- **What the exercise asks**
Print the data exactly as it is given, please.

- **Source material**
━━━━━━━━

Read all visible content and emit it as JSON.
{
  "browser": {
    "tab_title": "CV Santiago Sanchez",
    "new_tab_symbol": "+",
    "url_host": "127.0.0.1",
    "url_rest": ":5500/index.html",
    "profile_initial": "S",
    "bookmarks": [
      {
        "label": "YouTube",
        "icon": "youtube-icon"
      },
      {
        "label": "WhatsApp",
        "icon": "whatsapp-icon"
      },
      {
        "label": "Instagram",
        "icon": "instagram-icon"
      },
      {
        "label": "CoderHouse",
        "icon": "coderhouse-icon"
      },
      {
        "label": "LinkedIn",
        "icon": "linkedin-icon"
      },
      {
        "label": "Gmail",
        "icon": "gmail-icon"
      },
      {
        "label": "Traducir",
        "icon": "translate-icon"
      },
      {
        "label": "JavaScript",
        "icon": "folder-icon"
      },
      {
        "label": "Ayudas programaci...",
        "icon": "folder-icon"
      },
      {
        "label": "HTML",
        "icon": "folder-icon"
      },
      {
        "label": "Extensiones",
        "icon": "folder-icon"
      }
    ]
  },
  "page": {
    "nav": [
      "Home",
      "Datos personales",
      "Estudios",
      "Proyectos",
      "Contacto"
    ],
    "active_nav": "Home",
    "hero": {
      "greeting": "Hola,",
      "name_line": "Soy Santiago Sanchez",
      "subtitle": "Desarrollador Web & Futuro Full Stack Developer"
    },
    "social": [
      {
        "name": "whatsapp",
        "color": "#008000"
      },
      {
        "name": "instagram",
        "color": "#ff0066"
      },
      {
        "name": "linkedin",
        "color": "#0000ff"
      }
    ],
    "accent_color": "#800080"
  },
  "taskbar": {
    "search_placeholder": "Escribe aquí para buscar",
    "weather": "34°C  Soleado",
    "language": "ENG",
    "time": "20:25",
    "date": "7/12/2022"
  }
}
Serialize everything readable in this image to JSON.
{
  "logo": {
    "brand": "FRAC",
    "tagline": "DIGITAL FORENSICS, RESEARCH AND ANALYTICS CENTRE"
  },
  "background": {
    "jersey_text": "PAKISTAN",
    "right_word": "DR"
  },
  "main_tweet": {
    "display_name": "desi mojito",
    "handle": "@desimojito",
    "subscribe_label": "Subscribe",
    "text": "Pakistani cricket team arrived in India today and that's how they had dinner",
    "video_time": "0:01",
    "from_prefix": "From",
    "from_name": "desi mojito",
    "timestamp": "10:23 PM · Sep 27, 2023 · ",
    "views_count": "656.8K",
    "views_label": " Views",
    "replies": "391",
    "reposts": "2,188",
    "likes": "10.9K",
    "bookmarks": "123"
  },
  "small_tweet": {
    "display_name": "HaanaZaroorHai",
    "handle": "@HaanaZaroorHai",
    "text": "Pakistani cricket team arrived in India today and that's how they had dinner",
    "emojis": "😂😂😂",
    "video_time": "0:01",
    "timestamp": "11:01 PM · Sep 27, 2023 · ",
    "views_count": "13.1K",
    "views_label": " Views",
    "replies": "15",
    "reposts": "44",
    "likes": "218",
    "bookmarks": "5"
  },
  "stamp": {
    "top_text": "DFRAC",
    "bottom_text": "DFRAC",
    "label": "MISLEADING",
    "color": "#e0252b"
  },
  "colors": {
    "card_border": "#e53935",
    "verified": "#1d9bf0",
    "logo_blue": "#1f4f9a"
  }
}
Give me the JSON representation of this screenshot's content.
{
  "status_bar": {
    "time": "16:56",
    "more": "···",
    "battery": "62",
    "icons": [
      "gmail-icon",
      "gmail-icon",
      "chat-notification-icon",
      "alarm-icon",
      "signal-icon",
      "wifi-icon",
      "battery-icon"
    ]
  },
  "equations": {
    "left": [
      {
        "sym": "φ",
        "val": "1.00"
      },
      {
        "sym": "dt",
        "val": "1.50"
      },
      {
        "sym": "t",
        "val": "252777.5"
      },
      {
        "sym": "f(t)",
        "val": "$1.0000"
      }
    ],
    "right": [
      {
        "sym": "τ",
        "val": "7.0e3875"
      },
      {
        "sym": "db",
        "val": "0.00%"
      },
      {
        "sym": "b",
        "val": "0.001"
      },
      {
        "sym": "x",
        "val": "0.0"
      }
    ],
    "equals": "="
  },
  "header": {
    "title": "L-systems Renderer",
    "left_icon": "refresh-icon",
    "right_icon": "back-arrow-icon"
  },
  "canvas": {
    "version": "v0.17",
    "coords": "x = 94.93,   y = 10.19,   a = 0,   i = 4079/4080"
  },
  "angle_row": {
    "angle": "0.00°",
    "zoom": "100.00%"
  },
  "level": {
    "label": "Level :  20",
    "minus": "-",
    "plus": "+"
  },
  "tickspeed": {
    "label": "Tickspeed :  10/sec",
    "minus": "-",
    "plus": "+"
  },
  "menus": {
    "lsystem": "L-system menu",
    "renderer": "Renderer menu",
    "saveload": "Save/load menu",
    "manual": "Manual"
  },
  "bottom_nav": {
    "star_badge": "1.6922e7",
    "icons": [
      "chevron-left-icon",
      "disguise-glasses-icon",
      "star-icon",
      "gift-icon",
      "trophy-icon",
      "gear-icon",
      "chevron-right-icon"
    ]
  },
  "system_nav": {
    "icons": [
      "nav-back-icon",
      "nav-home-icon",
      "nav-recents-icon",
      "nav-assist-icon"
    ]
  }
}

━━━━━━━━

- **Output below**
Read all visible content and emit it as JSON.
{
  "browser": {
    "tab_title": "CV Santiago Sanchez",
    "new_tab_symbol": "+",
    "url_host": "127.0.0.1",
    "url_rest": ":5500/index.html",
    "profile_initial": "S",
    "bookmarks": [
      {
        "label": "YouTube",
        "icon": "youtube-icon"
      },
      {
        "label": "WhatsApp",
        "icon": "whatsapp-icon"
      },
      {
        "label": "Instagram",
        "icon": "instagram-icon"
      },
      {
        "label": "CoderHouse",
        "icon": "coderhouse-icon"
      },
      {
        "label": "LinkedIn",
        "icon": "linkedin-icon"
      },
      {
        "label": "Gmail",
        "icon": "gmail-icon"
      },
      {
        "label": "Traducir",
        "icon": "translate-icon"
      },
      {
        "label": "JavaScript",
        "icon": "folder-icon"
      },
      {
        "label": "Ayudas programaci...",
        "icon": "folder-icon"
      },
      {
        "label": "HTML",
        "icon": "folder-icon"
      },
      {
        "label": "Extensiones",
        "icon": "folder-icon"
      }
    ]
  },
  "page": {
    "nav": [
      "Home",
      "Datos personales",
      "Estudios",
      "Proyectos",
      "Contacto"
    ],
    "active_nav": "Home",
    "hero": {
      "greeting": "Hola,",
      "name_line": "Soy Santiago Sanchez",
      "subtitle": "Desarrollador Web & Futuro Full Stack Developer"
    },
    "social": [
      {
        "name": "whatsapp",
        "color": "#008000"
      },
      {
        "name": "instagram",
        "color": "#ff0066"
      },
      {
        "name": "linkedin",
        "color": "#0000ff"
      }
    ],
    "accent_color": "#800080"
  },
  "taskbar": {
    "search_placeholder": "Escribe aquí para buscar",
    "weather": "34°C  Soleado",
    "language": "ENG",
    "time": "20:25",
    "date": "7/12/2022"
  }
}
Serialize everything readable in this image to JSON.
{
  "logo": {
    "brand": "FRAC",
    "tagline": "DIGITAL FORENSICS, RESEARCH AND ANALYTICS CENTRE"
  },
  "background": {
    "jersey_text": "PAKISTAN",
    "right_word": "DR"
  },
  "main_tweet": {
    "display_name": "desi mojito",
    "handle": "@desimojito",
    "subscribe_label": "Subscribe",
    "text": "Pakistani cricket team arrived in India today and that's how they had dinner",
    "video_time": "0:01",
    "from_prefix": "From",
    "from_name": "desi mojito",
    "timestamp": "10:23 PM · Sep 27, 2023 · ",
    "views_count": "656.8K",
    "views_label": " Views",
    "replies": "391",
    "reposts": "2,188",
    "likes": "10.9K",
    "bookmarks": "123"
  },
  "small_tweet": {
    "display_name": "HaanaZaroorHai",
    "handle": "@HaanaZaroorHai",
    "text": "Pakistani cricket team arrived in India today and that's how they had dinner",
    "emojis": "😂😂😂",
    "video_time": "0:01",
    "timestamp": "11:01 PM · Sep 27, 2023 · ",
    "views_count": "13.1K",
    "views_label": " Views",
    "replies": "15",
    "reposts": "44",
    "likes": "218",
    "bookmarks": "5"
  },
  "stamp": {
    "top_text": "DFRAC",
    "bottom_text": "DFRAC",
    "label": "MISLEADING",
    "color": "#e0252b"
  },
  "colors": {
    "card_border": "#e53935",
    "verified": "#1d9bf0",
    "logo_blue": "#1f4f9a"
  }
}
Give me the JSON representation of this screenshot's content.
{
  "status_bar": {
    "time": "16:56",
    "more": "···",
    "battery": "62",
    "icons": [
      "gmail-icon",
      "gmail-icon",
      "chat-notification-icon",
      "alarm-icon",
      "signal-icon",
      "wifi-icon",
      "battery-icon"
    ]
  },
  "equations": {
    "left": [
      {
        "sym": "φ",
        "val": "1.00"
      },
      {
        "sym": "dt",
        "val": "1.50"
      },
      {
        "sym": "t",
        "val": "252777.5"
      },
      {
        "sym": "f(t)",
        "val": "$1.0000"
      }
    ],
    "right": [
      {
        "sym": "τ",
        "val": "7.0e3875"
      },
      {
        "sym": "db",
        "val": "0.00%"
      },
      {
        "sym": "b",
        "val": "0.001"
      },
      {
        "sym": "x",
        "val": "0.0"
      }
    ],
    "equals": "="
  },
  "header": {
    "title": "L-systems Renderer",
    "left_icon": "refresh-icon",
    "right_icon": "back-arrow-icon"
  },
  "canvas": {
    "version": "v0.17",
    "coords": "x = 94.93,   y = 10.19,   a = 0,   i = 4079/4080"
  },
  "angle_row": {
    "angle": "0.00°",
    "zoom": "100.00%"
  },
  "level": {
    "label": "Level :  20",
    "minus": "-",
    "plus": "+"
  },
  "tickspeed": {
    "label": "Tickspeed :  10/sec",
    "minus": "-",
    "plus": "+"
  },
  "menus": {
    "lsystem": "L-system menu",
    "renderer": "Renderer menu",
    "saveload": "Save/load menu",
    "manual": "Manual"
  },
  "bottom_nav": {
    "star_badge": "1.6922e7",
    "icons": [
      "chevron-left-icon",
      "disguise-glasses-icon",
      "star-icon",
      "gift-icon",
      "trophy-icon",
      "gear-icon",
      "chevron-right-icon"
    ]
  },
  "system_nav": {
    "icons": [
      "nav-back-icon",
      "nav-home-icon",
      "nav-recents-icon",
      "nav-assist-icon"
    ]
  }
}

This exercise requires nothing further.